### WHAT IS REQUIRED
Give an exact transcription of every line, dropping the images.

---

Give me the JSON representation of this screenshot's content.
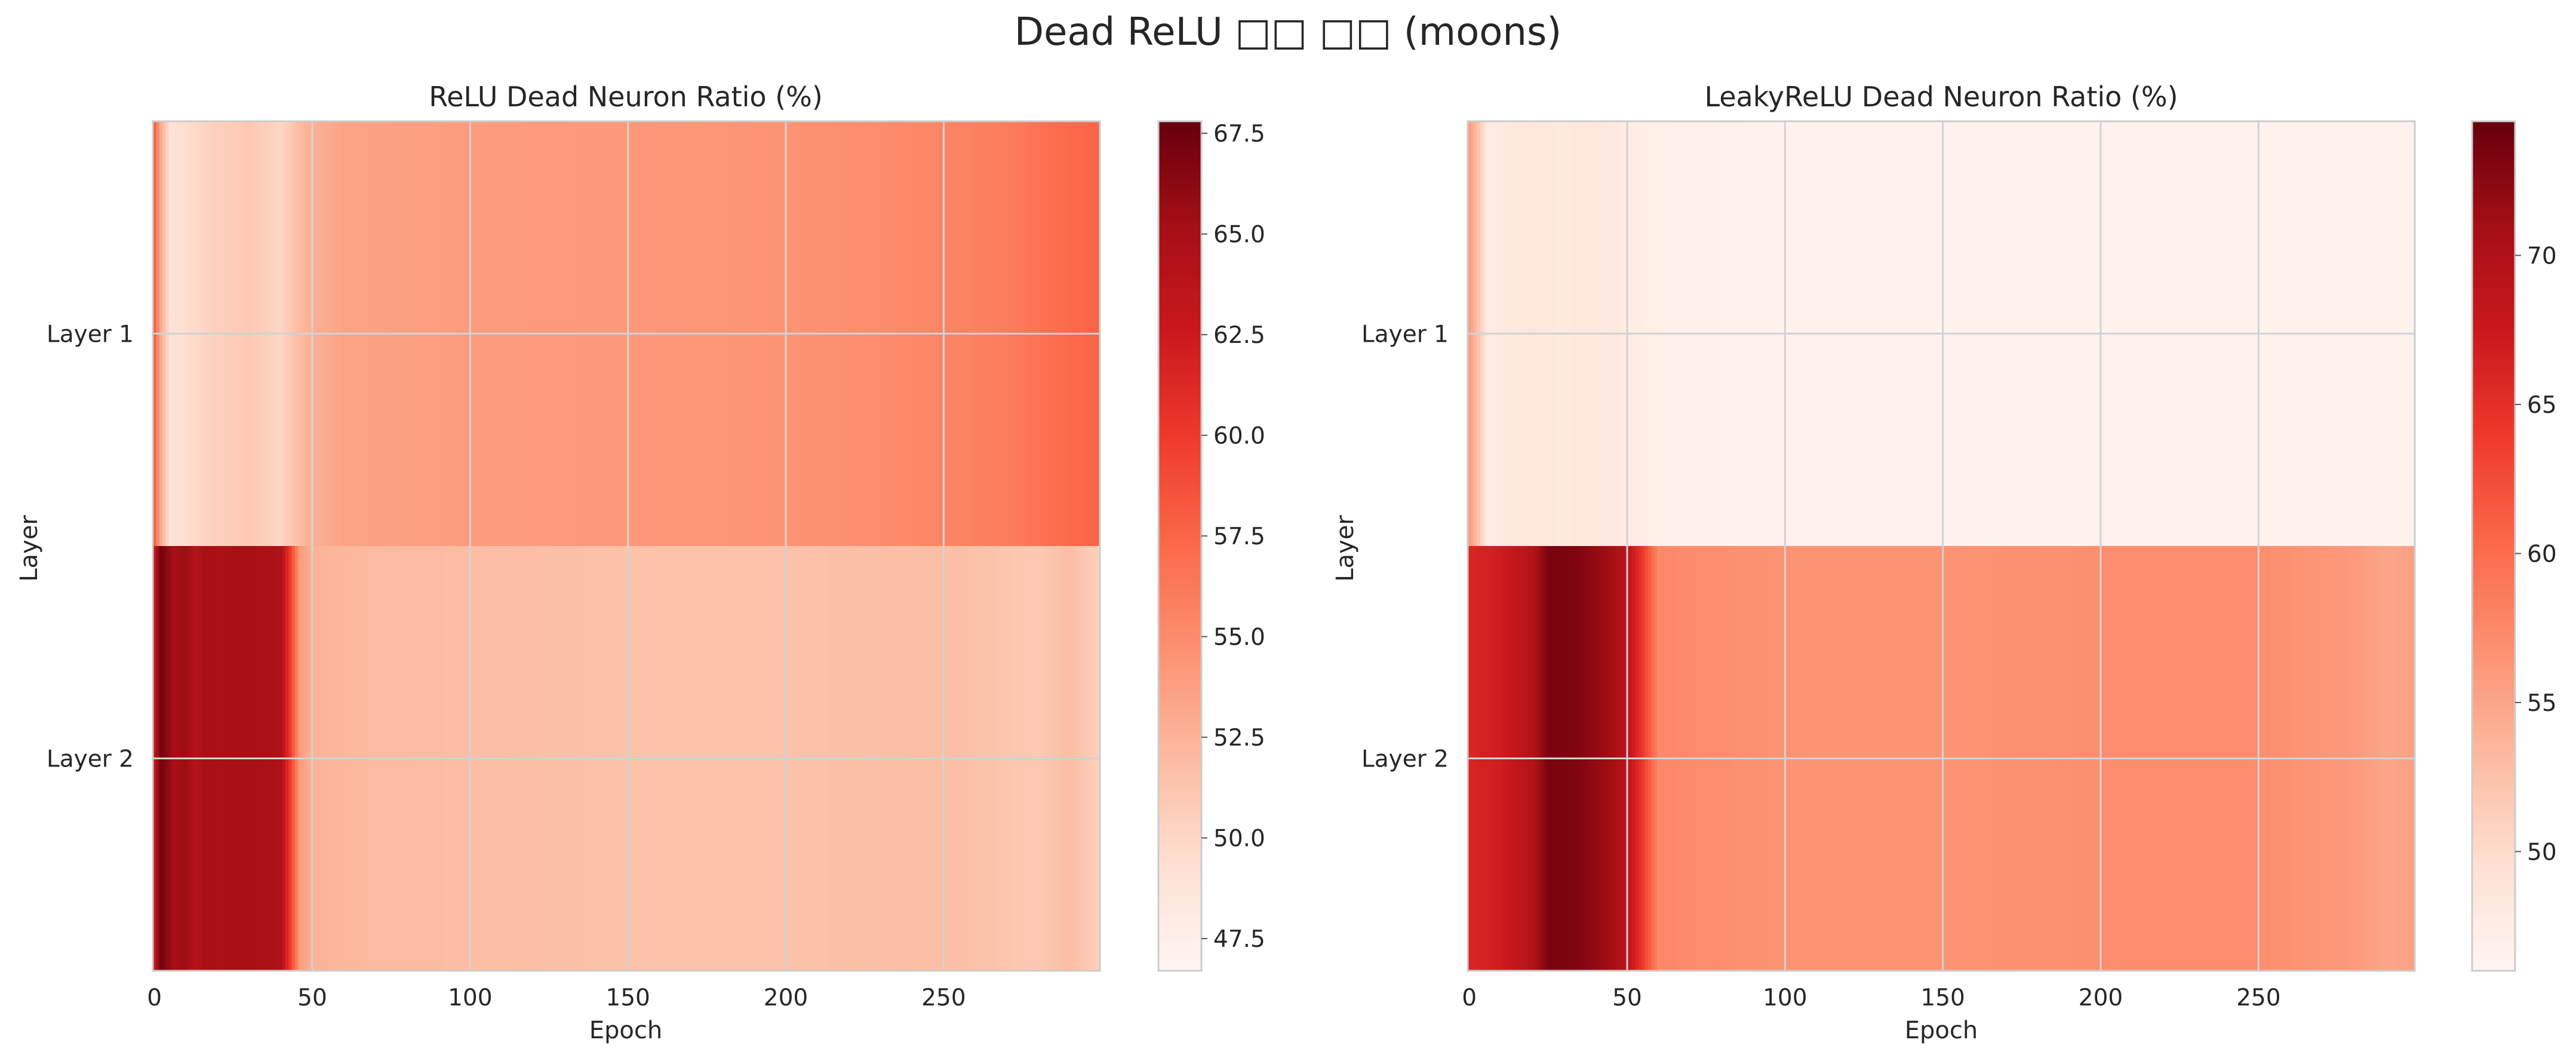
{
  "figure": {
    "title": "Dead ReLU □□ □□ (moons)"
  },
  "colors": {
    "cmap": [
      "#fff5f0",
      "#fee0d2",
      "#fcbba1",
      "#fc9272",
      "#fb6a4a",
      "#ef3b2c",
      "#cb181d",
      "#a50f15",
      "#67000d"
    ],
    "grid": "#d2d2d2",
    "frame": "#cccccc"
  },
  "chart_data": [
    {
      "type": "heatmap",
      "title": "ReLU Dead Neuron Ratio (%)",
      "xlabel": "Epoch",
      "ylabel": "Layer",
      "rows": [
        "Layer 1",
        "Layer 2"
      ],
      "xlim": [
        0,
        299
      ],
      "xticks": [
        0,
        50,
        100,
        150,
        200,
        250
      ],
      "colorbar": {
        "min": 46.7,
        "max": 67.8,
        "ticks": [
          "47.5",
          "50.0",
          "52.5",
          "55.0",
          "57.5",
          "60.0",
          "62.5",
          "65.0",
          "67.5"
        ]
      },
      "segments": [
        {
          "row": "Layer 1",
          "points": [
            [
              0,
              58.0
            ],
            [
              2,
              53.0
            ],
            [
              5,
              49.0
            ],
            [
              10,
              49.5
            ],
            [
              20,
              50.5
            ],
            [
              30,
              51.0
            ],
            [
              40,
              50.0
            ],
            [
              48,
              52.5
            ],
            [
              60,
              53.5
            ],
            [
              100,
              54.0
            ],
            [
              150,
              54.2
            ],
            [
              200,
              54.5
            ],
            [
              230,
              55.0
            ],
            [
              250,
              55.5
            ],
            [
              270,
              56.0
            ],
            [
              285,
              57.0
            ],
            [
              299,
              57.5
            ]
          ]
        },
        {
          "row": "Layer 2",
          "points": [
            [
              0,
              63.0
            ],
            [
              2,
              67.5
            ],
            [
              6,
              65.0
            ],
            [
              10,
              65.5
            ],
            [
              13,
              64.0
            ],
            [
              16,
              65.0
            ],
            [
              20,
              64.8
            ],
            [
              30,
              65.0
            ],
            [
              40,
              64.5
            ],
            [
              43,
              60.0
            ],
            [
              46,
              54.0
            ],
            [
              50,
              52.5
            ],
            [
              70,
              52.0
            ],
            [
              150,
              51.5
            ],
            [
              200,
              51.5
            ],
            [
              250,
              51.8
            ],
            [
              280,
              51.0
            ],
            [
              290,
              51.8
            ],
            [
              299,
              50.5
            ]
          ]
        }
      ]
    },
    {
      "type": "heatmap",
      "title": "LeakyReLU Dead Neuron Ratio (%)",
      "xlabel": "Epoch",
      "ylabel": "Layer",
      "rows": [
        "Layer 1",
        "Layer 2"
      ],
      "xlim": [
        0,
        299
      ],
      "xticks": [
        0,
        50,
        100,
        150,
        200,
        250
      ],
      "colorbar": {
        "min": 46.0,
        "max": 74.5,
        "ticks": [
          "50",
          "55",
          "60",
          "65",
          "70"
        ]
      },
      "segments": [
        {
          "row": "Layer 1",
          "points": [
            [
              0,
              56.0
            ],
            [
              3,
              52.0
            ],
            [
              6,
              47.5
            ],
            [
              12,
              48.0
            ],
            [
              20,
              48.5
            ],
            [
              30,
              48.0
            ],
            [
              40,
              48.5
            ],
            [
              50,
              47.5
            ],
            [
              60,
              46.8
            ],
            [
              100,
              46.5
            ],
            [
              200,
              46.5
            ],
            [
              299,
              46.5
            ]
          ]
        },
        {
          "row": "Layer 2",
          "points": [
            [
              0,
              66.0
            ],
            [
              10,
              67.0
            ],
            [
              20,
              69.5
            ],
            [
              25,
              73.5
            ],
            [
              35,
              73.0
            ],
            [
              45,
              71.0
            ],
            [
              50,
              69.0
            ],
            [
              55,
              64.0
            ],
            [
              60,
              57.5
            ],
            [
              100,
              56.5
            ],
            [
              150,
              56.5
            ],
            [
              200,
              57.0
            ],
            [
              250,
              57.0
            ],
            [
              280,
              56.0
            ],
            [
              290,
              55.0
            ],
            [
              299,
              55.5
            ]
          ]
        }
      ]
    }
  ]
}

---

### OUTPUT OF THE EXERCISE
Give me the JSON representation of this screenshot's content.
{
  "figure": {
    "title": "Dead ReLU □□ □□ (moons)"
  },
  "colors": {
    "cmap": [
      "#fff5f0",
      "#fee0d2",
      "#fcbba1",
      "#fc9272",
      "#fb6a4a",
      "#ef3b2c",
      "#cb181d",
      "#a50f15",
      "#67000d"
    ],
    "grid": "#d2d2d2",
    "frame": "#cccccc"
  },
  "chart_data": [
    {
      "type": "heatmap",
      "title": "ReLU Dead Neuron Ratio (%)",
      "xlabel": "Epoch",
      "ylabel": "Layer",
      "rows": [
        "Layer 1",
        "Layer 2"
      ],
      "xlim": [
        0,
        299
      ],
      "xticks": [
        0,
        50,
        100,
        150,
        200,
        250
      ],
      "colorbar": {
        "min": 46.7,
        "max": 67.8,
        "ticks": [
          "47.5",
          "50.0",
          "52.5",
          "55.0",
          "57.5",
          "60.0",
          "62.5",
          "65.0",
          "67.5"
        ]
      },
      "segments": [
        {
          "row": "Layer 1",
          "points": [
            [
              0,
              58.0
            ],
            [
              2,
              53.0
            ],
            [
              5,
              49.0
            ],
            [
              10,
              49.5
            ],
            [
              20,
              50.5
            ],
            [
              30,
              51.0
            ],
            [
              40,
              50.0
            ],
            [
              48,
              52.5
            ],
            [
              60,
              53.5
            ],
            [
              100,
              54.0
            ],
            [
              150,
              54.2
            ],
            [
              200,
              54.5
            ],
            [
              230,
              55.0
            ],
            [
              250,
              55.5
            ],
            [
              270,
              56.0
            ],
            [
              285,
              57.0
            ],
            [
              299,
              57.5
            ]
          ]
        },
        {
          "row": "Layer 2",
          "points": [
            [
              0,
              63.0
            ],
            [
              2,
              67.5
            ],
            [
              6,
              65.0
            ],
            [
              10,
              65.5
            ],
            [
              13,
              64.0
            ],
            [
              16,
              65.0
            ],
            [
              20,
              64.8
            ],
            [
              30,
              65.0
            ],
            [
              40,
              64.5
            ],
            [
              43,
              60.0
            ],
            [
              46,
              54.0
            ],
            [
              50,
              52.5
            ],
            [
              70,
              52.0
            ],
            [
              150,
              51.5
            ],
            [
              200,
              51.5
            ],
            [
              250,
              51.8
            ],
            [
              280,
              51.0
            ],
            [
              290,
              51.8
            ],
            [
              299,
              50.5
            ]
          ]
        }
      ]
    },
    {
      "type": "heatmap",
      "title": "LeakyReLU Dead Neuron Ratio (%)",
      "xlabel": "Epoch",
      "ylabel": "Layer",
      "rows": [
        "Layer 1",
        "Layer 2"
      ],
      "xlim": [
        0,
        299
      ],
      "xticks": [
        0,
        50,
        100,
        150,
        200,
        250
      ],
      "colorbar": {
        "min": 46.0,
        "max": 74.5,
        "ticks": [
          "50",
          "55",
          "60",
          "65",
          "70"
        ]
      },
      "segments": [
        {
          "row": "Layer 1",
          "points": [
            [
              0,
              56.0
            ],
            [
              3,
              52.0
            ],
            [
              6,
              47.5
            ],
            [
              12,
              48.0
            ],
            [
              20,
              48.5
            ],
            [
              30,
              48.0
            ],
            [
              40,
              48.5
            ],
            [
              50,
              47.5
            ],
            [
              60,
              46.8
            ],
            [
              100,
              46.5
            ],
            [
              200,
              46.5
            ],
            [
              299,
              46.5
            ]
          ]
        },
        {
          "row": "Layer 2",
          "points": [
            [
              0,
              66.0
            ],
            [
              10,
              67.0
            ],
            [
              20,
              69.5
            ],
            [
              25,
              73.5
            ],
            [
              35,
              73.0
            ],
            [
              45,
              71.0
            ],
            [
              50,
              69.0
            ],
            [
              55,
              64.0
            ],
            [
              60,
              57.5
            ],
            [
              100,
              56.5
            ],
            [
              150,
              56.5
            ],
            [
              200,
              57.0
            ],
            [
              250,
              57.0
            ],
            [
              280,
              56.0
            ],
            [
              290,
              55.0
            ],
            [
              299,
              55.5
            ]
          ]
        }
      ]
    }
  ]
}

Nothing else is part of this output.